DIRECTIVE
Starting at the line that holds "What data populates", set down each line through the end of the listing, exactly as written and with nothing added.

====

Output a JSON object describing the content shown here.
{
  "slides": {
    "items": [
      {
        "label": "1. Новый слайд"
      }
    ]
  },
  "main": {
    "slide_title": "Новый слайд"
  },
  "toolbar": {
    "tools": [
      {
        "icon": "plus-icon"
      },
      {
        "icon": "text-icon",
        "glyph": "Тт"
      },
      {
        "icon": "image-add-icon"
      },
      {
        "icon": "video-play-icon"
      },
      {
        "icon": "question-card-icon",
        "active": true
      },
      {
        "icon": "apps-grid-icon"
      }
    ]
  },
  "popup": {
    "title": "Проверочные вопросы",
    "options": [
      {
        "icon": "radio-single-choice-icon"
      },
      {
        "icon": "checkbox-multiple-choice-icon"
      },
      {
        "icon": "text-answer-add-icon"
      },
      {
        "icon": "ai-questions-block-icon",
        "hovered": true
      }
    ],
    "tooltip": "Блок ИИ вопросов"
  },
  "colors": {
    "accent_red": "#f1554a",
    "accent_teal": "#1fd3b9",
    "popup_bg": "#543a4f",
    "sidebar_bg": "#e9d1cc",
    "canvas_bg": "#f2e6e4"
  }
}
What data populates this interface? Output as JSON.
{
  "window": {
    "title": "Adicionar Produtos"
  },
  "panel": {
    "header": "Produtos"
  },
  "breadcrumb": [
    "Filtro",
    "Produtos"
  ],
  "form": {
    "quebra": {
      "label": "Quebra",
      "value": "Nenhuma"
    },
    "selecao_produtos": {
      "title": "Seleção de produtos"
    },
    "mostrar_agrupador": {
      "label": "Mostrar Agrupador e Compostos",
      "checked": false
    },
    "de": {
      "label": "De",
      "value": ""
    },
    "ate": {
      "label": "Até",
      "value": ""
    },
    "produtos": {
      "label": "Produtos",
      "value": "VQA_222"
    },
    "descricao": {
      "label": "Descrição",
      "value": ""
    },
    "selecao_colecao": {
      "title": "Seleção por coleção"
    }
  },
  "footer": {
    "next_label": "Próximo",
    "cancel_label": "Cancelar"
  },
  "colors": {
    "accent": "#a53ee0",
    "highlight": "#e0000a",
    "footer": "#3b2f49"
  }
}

====

CORRECT RESPONSE
What data populates this interface? Output as JSON.
{
  "window": {
    "title": "Adicionar Produtos"
  },
  "panel": {
    "header": "Produtos"
  },
  "breadcrumb": [
    "Filtro",
    "Produtos"
  ],
  "form": {
    "quebra": {
      "label": "Quebra",
      "value": "Nenhuma"
    },
    "selecao_produtos": {
      "title": "Seleção de produtos"
    },
    "mostrar_agrupador": {
      "label": "Mostrar Agrupador e Compostos",
      "checked": false
    },
    "de": {
      "label": "De",
      "value": ""
    },
    "ate": {
      "label": "Até",
      "value": ""
    },
    "produtos": {
      "label": "Produtos",
      "value": "VQA_222"
    },
    "descricao": {
      "label": "Descrição",
      "value": ""
    },
    "selecao_colecao": {
      "title": "Seleção por coleção"
    }
  },
  "footer": {
    "next_label": "Próximo",
    "cancel_label": "Cancelar"
  },
  "colors": {
    "accent": "#a53ee0",
    "highlight": "#e0000a",
    "footer": "#3b2f49"
  }
}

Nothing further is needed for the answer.